>>>>

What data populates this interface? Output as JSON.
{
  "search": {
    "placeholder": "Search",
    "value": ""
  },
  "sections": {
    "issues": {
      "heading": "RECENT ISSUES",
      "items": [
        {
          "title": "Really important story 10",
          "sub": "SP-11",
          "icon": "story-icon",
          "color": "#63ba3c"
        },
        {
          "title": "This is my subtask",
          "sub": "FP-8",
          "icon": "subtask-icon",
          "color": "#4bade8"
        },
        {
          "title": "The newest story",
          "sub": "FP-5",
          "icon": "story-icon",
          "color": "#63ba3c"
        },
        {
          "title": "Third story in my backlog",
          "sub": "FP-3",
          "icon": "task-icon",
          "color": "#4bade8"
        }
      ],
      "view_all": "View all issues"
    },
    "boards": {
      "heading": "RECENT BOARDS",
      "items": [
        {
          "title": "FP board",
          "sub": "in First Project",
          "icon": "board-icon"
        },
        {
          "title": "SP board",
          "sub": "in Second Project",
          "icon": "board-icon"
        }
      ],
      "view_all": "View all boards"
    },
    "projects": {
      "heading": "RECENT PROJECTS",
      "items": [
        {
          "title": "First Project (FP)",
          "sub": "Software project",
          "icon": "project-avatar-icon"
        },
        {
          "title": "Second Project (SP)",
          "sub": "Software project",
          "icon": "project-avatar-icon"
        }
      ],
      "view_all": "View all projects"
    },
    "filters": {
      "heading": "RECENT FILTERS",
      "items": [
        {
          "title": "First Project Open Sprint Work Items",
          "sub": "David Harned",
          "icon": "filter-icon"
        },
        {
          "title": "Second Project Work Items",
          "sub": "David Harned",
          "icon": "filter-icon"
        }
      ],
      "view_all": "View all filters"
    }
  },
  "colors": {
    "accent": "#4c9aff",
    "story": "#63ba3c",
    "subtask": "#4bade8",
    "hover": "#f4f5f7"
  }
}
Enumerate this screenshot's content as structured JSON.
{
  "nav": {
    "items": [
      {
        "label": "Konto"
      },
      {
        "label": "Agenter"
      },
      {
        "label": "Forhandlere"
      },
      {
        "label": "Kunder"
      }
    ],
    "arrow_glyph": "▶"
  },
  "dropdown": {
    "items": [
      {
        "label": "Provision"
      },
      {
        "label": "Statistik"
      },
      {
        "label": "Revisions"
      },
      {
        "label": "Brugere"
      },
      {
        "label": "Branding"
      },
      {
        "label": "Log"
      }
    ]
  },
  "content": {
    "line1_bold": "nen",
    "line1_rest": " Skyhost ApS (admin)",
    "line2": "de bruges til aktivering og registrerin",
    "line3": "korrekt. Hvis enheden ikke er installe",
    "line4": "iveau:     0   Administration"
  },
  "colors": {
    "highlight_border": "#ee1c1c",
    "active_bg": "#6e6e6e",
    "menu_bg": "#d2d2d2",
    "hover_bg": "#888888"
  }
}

<<<<

PROBLEM TO SOLVE → Transcribe word for word the lines from the one holding "Enumerate this screenshot's" to the last line of the listing above, inclusive.

ANSWER IN FULL →
Enumerate this screenshot's content as structured JSON.
{
  "nav": {
    "items": [
      {
        "label": "Konto"
      },
      {
        "label": "Agenter"
      },
      {
        "label": "Forhandlere"
      },
      {
        "label": "Kunder"
      }
    ],
    "arrow_glyph": "▶"
  },
  "dropdown": {
    "items": [
      {
        "label": "Provision"
      },
      {
        "label": "Statistik"
      },
      {
        "label": "Revisions"
      },
      {
        "label": "Brugere"
      },
      {
        "label": "Branding"
      },
      {
        "label": "Log"
      }
    ]
  },
  "content": {
    "line1_bold": "nen",
    "line1_rest": " Skyhost ApS (admin)",
    "line2": "de bruges til aktivering og registrerin",
    "line3": "korrekt. Hvis enheden ikke er installe",
    "line4": "iveau:     0   Administration"
  },
  "colors": {
    "highlight_border": "#ee1c1c",
    "active_bg": "#6e6e6e",
    "menu_bg": "#d2d2d2",
    "hover_bg": "#888888"
  }
}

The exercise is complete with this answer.